_Extracted entries_.
-=-=-=-=-
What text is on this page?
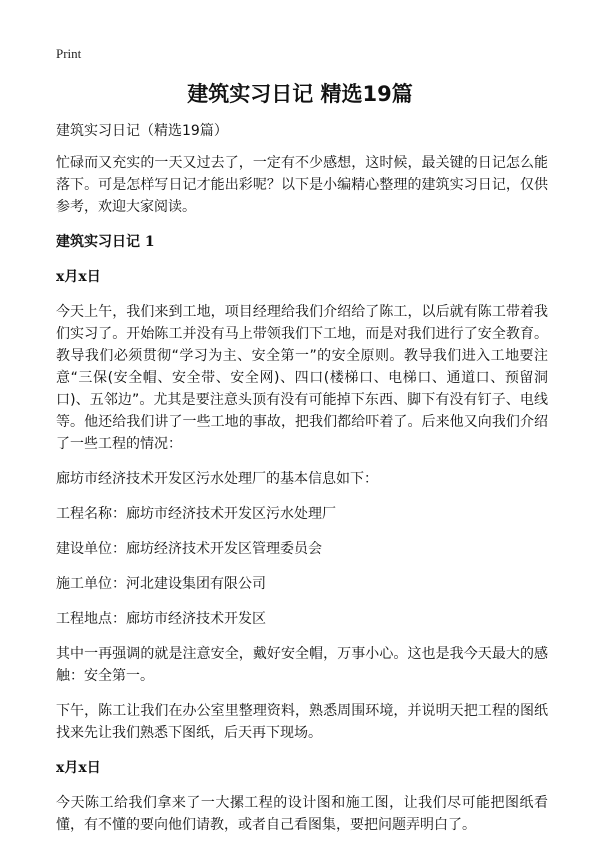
Print
建筑实习日记 精选19篇

建筑实习日记（精选19篇）

忙碌而又充实的一天又过去了，一定有不少感想，这时候，最关键的日记怎么能落下。可是怎样写日记才能出彩呢？以下是小编精心整理的建筑实习日记，仅供参考，欢迎大家阅读。

建筑实习日记 1

x月x日

今天上午，我们来到工地，项目经理给我们介绍给了陈工，以后就有陈工带着我们实习了。开始陈工并没有马上带领我们下工地，而是对我们进行了安全教育。教导我们必须贯彻“学习为主、安全第一”的安全原则。教导我们进入工地要注意“三保(安全帽、安全带、安全网)、四口(楼梯口、电梯口、通道口、预留洞口)、五邻边”。尤其是要注意头顶有没有可能掉下东西、脚下有没有钉子、电线等。他还给我们讲了一些工地的事故，把我们都给吓着了。后来他又向我们介绍了一些工程的情况：

廊坊市经济技术开发区污水处理厂的基本信息如下：

工程名称：廊坊市经济技术开发区污水处理厂

建设单位：廊坊经济技术开发区管理委员会

施工单位：河北建设集团有限公司

工程地点：廊坊市经济技术开发区

其中一再强调的就是注意安全，戴好安全帽，万事小心。这也是我今天最大的感触：安全第一。

下午，陈工让我们在办公室里整理资料，熟悉周围环境，并说明天把工程的图纸找来先让我们熟悉下图纸，后天再下现场。

x月x日

今天陈工给我们拿来了一大摞工程的设计图和施工图，让我们尽可能把图纸看懂，有不懂的要向他们请教，或者自己看图集，要把问题弄明白了。
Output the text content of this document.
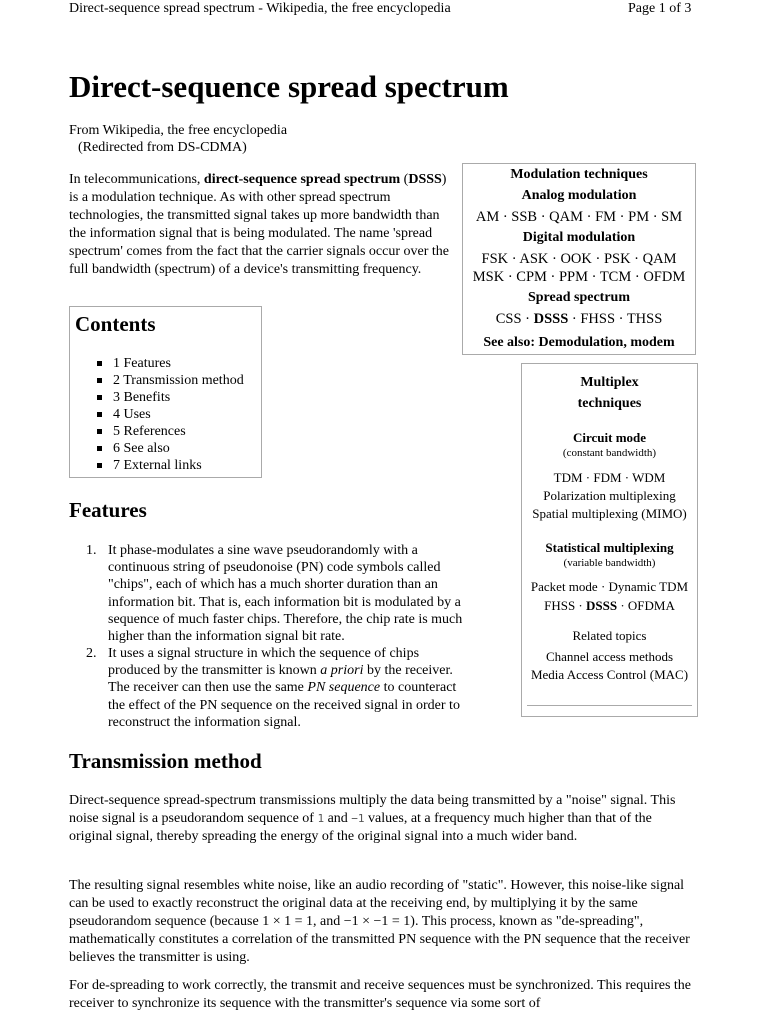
Direct-sequence spread spectrum - Wikipedia, the free encyclopedia	Page 1 of 3
Direct-sequence spread spectrum
From Wikipedia, the free encyclopedia
(Redirected from DS-CDMA)
In telecommunications, direct-sequence spread spectrum (DSSS) is a modulation technique. As with other spread spectrum technologies, the transmitted signal takes up more bandwidth than the information signal that is being modulated. The name 'spread spectrum' comes from the fact that the carrier signals occur over the full bandwidth (spectrum) of a device's transmitting frequency.
Modulation techniques
Analog modulation
AM · SSB · QAM · FM · PM · SM
Digital modulation
FSK · ASK · OOK · PSK · QAM
MSK · CPM · PPM · TCM · OFDM
Spread spectrum
CSS · DSSS · FHSS · THSS
See also: Demodulation, modem
Contents
1 Features
2 Transmission method
3 Benefits
4 Uses
5 References
6 See also
7 External links
Features
1. It phase-modulates a sine wave pseudorandomly with a
continuous string of pseudonoise (PN) code symbols called
"chips", each of which has a much shorter duration than an
information bit. That is, each information bit is modulated by a
sequence of much faster chips. Therefore, the chip rate is much
higher than the information signal bit rate.
2. It uses a signal structure in which the sequence of chips
produced by the transmitter is known a priori by the receiver.
The receiver can then use the same PN sequence to counteract
the effect of the PN sequence on the received signal in order to
reconstruct the information signal.
Multiplex
techniques
Circuit mode
(constant bandwidth)
TDM · FDM · WDM
Polarization multiplexing
Spatial multiplexing (MIMO)
Statistical multiplexing
(variable bandwidth)
Packet mode · Dynamic TDM
FHSS · DSSS · OFDMA
Related topics
Channel access methods
Media Access Control (MAC)
Transmission method
Direct-sequence spread-spectrum transmissions multiply the data being transmitted by a "noise" signal. This noise signal is a pseudorandom sequence of 1 and −1 values, at a frequency much higher than that of the original signal, thereby spreading the energy of the original signal into a much wider band.
The resulting signal resembles white noise, like an audio recording of "static". However, this noise-like signal can be used to exactly reconstruct the original data at the receiving end, by multiplying it by the same pseudorandom sequence (because 1 × 1 = 1, and −1 × −1 = 1). This process, known as "de-spreading", mathematically constitutes a correlation of the transmitted PN sequence with the PN sequence that the receiver believes the transmitter is using.
For de-spreading to work correctly, the transmit and receive sequences must be synchronized. This requires the receiver to synchronize its sequence with the transmitter's sequence via some sort of
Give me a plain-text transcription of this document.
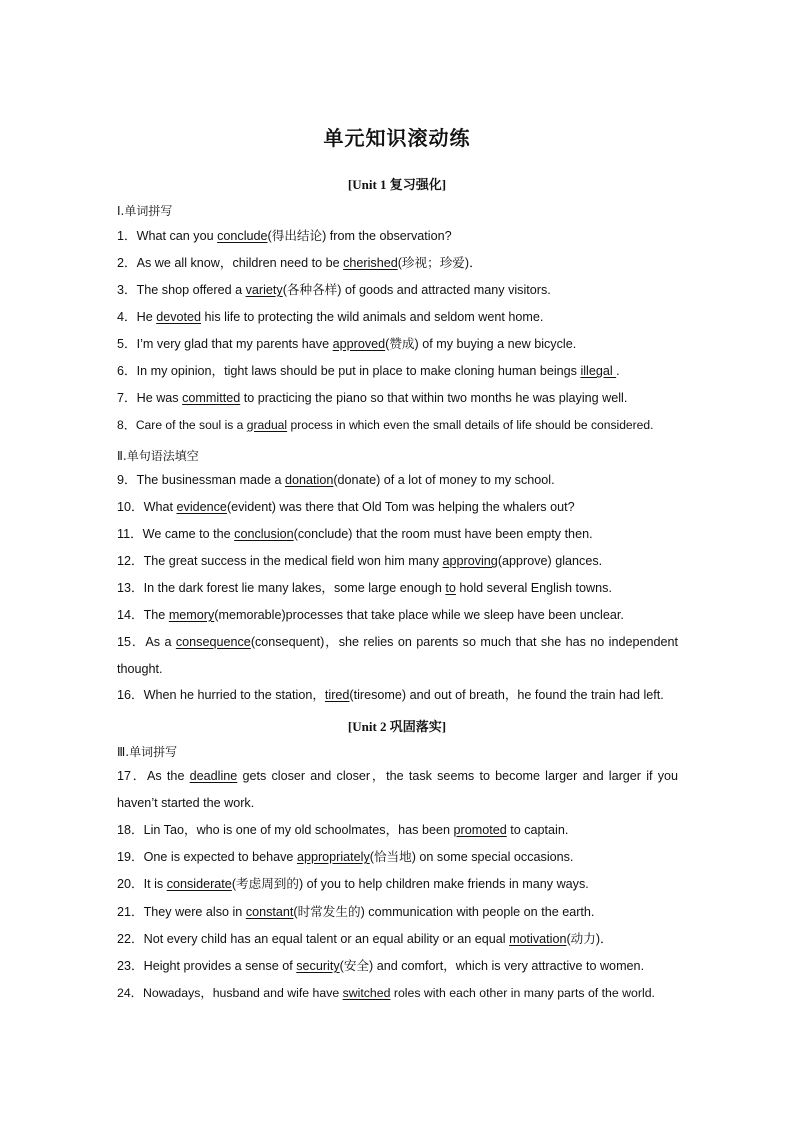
单元知识滚动练
[Unit 1 复习强化]
Ⅰ.单词拼写
1．What can you conclude(得出结论) from the observation?
2．As we all know，children need to be cherished(珍视；珍爱)．
3．The shop offered a variety(各种各样) of goods and attracted many visitors.
4．He devoted his life to protecting the wild animals and seldom went home.
5．I’m very glad that my parents have approved(赞成) of my buying a new bicycle.
6．In my opinion，tight laws should be put in place to make cloning human beings illegal .
7．He was committed to practicing the piano so that within two months he was playing well.
8．Care of the soul is a gradual process in which even the small details of life should be considered.
Ⅱ.单句语法填空
9．The businessman made a donation(donate) of a lot of money to my school.
10．What evidence(evident) was there that Old Tom was helping the whalers out?
11．We came to the conclusion(conclude) that the room must have been empty then.
12．The great success in the medical field won him many approving(approve) glances.
13．In the dark forest lie many lakes，some large enough to hold several English towns.
14．The memory(memorable)processes that take place while we sleep have been unclear.
15．As a consequence(consequent)，she relies on parents so much that she has no independent
thought.
16．When he hurried to the station，tired(tiresome) and out of breath，he found the train had left.
[Unit 2 巩固落实]
Ⅲ.单词拼写
17．As the deadline gets closer and closer，the task seems to become larger and larger if you
haven’t started the work.
18．Lin Tao，who is one of my old schoolmates，has been promoted to captain.
19．One is expected to behave appropriately(恰当地) on some special occasions.
20．It is considerate(考虑周到的) of you to help children make friends in many ways.
21．They were also in constant(时常发生的) communication with people on the earth.
22．Not every child has an equal talent or an equal ability or an equal motivation(动力)．
23．Height provides a sense of security(安全) and comfort，which is very attractive to women.
24．Nowadays，husband and wife have switched roles with each other in many parts of the world.
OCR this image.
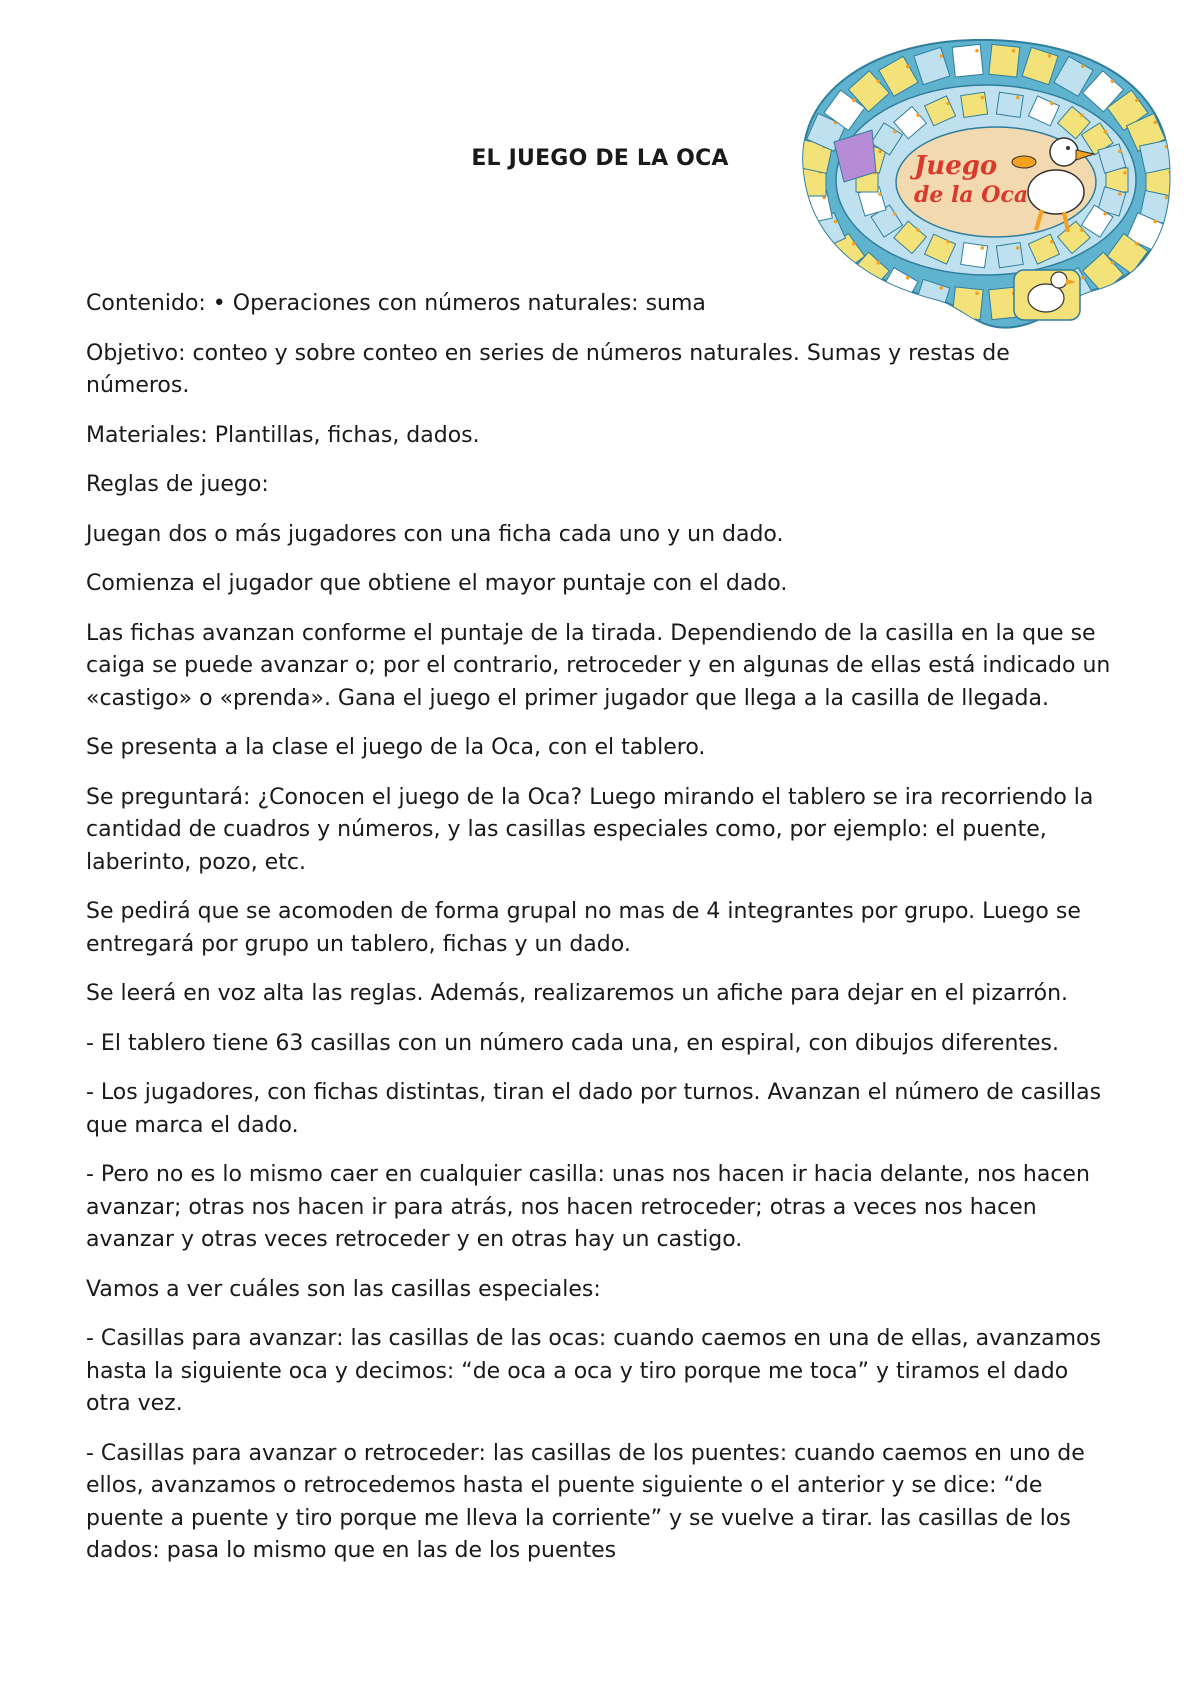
Juego
de la Oca
EL JUEGO DE LA OCA

Contenido: • Operaciones con números naturales: suma

Objetivo: conteo y sobre conteo en series de números naturales. Sumas y restas de números.

Materiales: Plantillas, fichas, dados.

Reglas de juego:

Juegan dos o más jugadores con una ficha cada uno y un dado.

Comienza el jugador que obtiene el mayor puntaje con el dado.

Las fichas avanzan conforme el puntaje de la tirada. Dependiendo de la casilla en la que se caiga se puede avanzar o; por el contrario, retroceder y en algunas de ellas está indicado un «castigo» o «prenda». Gana el juego el primer jugador que llega a la casilla de llegada.

Se presenta a la clase el juego de la Oca, con el tablero.

Se preguntará: ¿Conocen el juego de la Oca? Luego mirando el tablero se ira recorriendo la cantidad de cuadros y números, y las casillas especiales como, por ejemplo: el puente, laberinto, pozo, etc.

Se pedirá que se acomoden de forma grupal no mas de 4 integrantes por grupo. Luego se entregará por grupo un tablero, fichas y un dado.

Se leerá en voz alta las reglas. Además, realizaremos un afiche para dejar en el pizarrón.

- El tablero tiene 63 casillas con un número cada una, en espiral, con dibujos diferentes.

- Los jugadores, con fichas distintas, tiran el dado por turnos. Avanzan el número de casillas que marca el dado.

- Pero no es lo mismo caer en cualquier casilla: unas nos hacen ir hacia delante, nos hacen avanzar; otras nos hacen ir para atrás, nos hacen retroceder; otras a veces nos hacen avanzar y otras veces retroceder y en otras hay un castigo.

Vamos a ver cuáles son las casillas especiales:

- Casillas para avanzar: las casillas de las ocas: cuando caemos en una de ellas, avanzamos hasta la siguiente oca y decimos: “de oca a oca y tiro porque me toca” y tiramos el dado otra vez.

- Casillas para avanzar o retroceder: las casillas de los puentes: cuando caemos en uno de ellos, avanzamos o retrocedemos hasta el puente siguiente o el anterior y se dice: “de puente a puente y tiro porque me lleva la corriente” y se vuelve a tirar. las casillas de los dados: pasa lo mismo que en las de los puentes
-=-=-=-=-
_Task to complete_.
Give only a number: how many lines of the data hold the string "techniques"?

_Completed task_.
2